▸ Task statement
Collect all lines from the listing that include the string "JSON".

Figure content listings

▼

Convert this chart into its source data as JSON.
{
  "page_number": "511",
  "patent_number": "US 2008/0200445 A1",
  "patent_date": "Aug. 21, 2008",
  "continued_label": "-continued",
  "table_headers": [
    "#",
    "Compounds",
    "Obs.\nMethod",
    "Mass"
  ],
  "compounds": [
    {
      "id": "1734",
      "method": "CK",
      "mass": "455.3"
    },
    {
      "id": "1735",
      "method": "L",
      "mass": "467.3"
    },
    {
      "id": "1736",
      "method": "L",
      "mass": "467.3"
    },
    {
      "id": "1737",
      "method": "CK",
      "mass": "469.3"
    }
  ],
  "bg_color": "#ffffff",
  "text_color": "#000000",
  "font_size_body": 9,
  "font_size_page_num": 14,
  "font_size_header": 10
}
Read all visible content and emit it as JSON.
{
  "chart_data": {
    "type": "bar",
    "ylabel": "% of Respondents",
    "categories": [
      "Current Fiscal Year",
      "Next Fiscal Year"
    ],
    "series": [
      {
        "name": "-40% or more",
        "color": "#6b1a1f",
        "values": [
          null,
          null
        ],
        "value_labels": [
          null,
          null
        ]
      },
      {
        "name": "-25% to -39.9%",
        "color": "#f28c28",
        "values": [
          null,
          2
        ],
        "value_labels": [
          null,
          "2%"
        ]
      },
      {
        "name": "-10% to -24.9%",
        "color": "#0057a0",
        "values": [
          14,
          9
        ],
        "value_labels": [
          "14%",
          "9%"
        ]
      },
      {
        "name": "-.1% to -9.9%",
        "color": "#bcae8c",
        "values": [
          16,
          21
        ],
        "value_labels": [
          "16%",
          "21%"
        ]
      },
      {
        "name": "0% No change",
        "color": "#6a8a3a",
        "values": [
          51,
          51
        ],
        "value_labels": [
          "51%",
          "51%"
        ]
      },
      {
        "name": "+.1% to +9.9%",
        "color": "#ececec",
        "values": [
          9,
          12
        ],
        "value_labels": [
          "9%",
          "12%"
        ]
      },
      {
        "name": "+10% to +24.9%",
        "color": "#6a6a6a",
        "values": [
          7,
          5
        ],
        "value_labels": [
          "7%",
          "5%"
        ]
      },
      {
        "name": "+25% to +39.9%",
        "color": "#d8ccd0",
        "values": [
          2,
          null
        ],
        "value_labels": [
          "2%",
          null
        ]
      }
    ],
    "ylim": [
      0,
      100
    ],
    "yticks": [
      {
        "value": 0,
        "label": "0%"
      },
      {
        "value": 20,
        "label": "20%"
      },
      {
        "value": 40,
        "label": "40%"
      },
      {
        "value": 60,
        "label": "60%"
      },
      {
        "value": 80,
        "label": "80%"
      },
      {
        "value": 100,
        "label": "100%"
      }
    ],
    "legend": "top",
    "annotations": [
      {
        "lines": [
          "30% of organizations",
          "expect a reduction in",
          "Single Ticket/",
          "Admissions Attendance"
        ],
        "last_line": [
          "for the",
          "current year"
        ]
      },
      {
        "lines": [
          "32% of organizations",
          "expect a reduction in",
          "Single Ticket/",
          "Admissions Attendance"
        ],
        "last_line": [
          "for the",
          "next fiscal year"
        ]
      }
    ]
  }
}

▲

▸ Answer for this exercise
Convert this chart into its source data as JSON.
Read all visible content and emit it as JSON.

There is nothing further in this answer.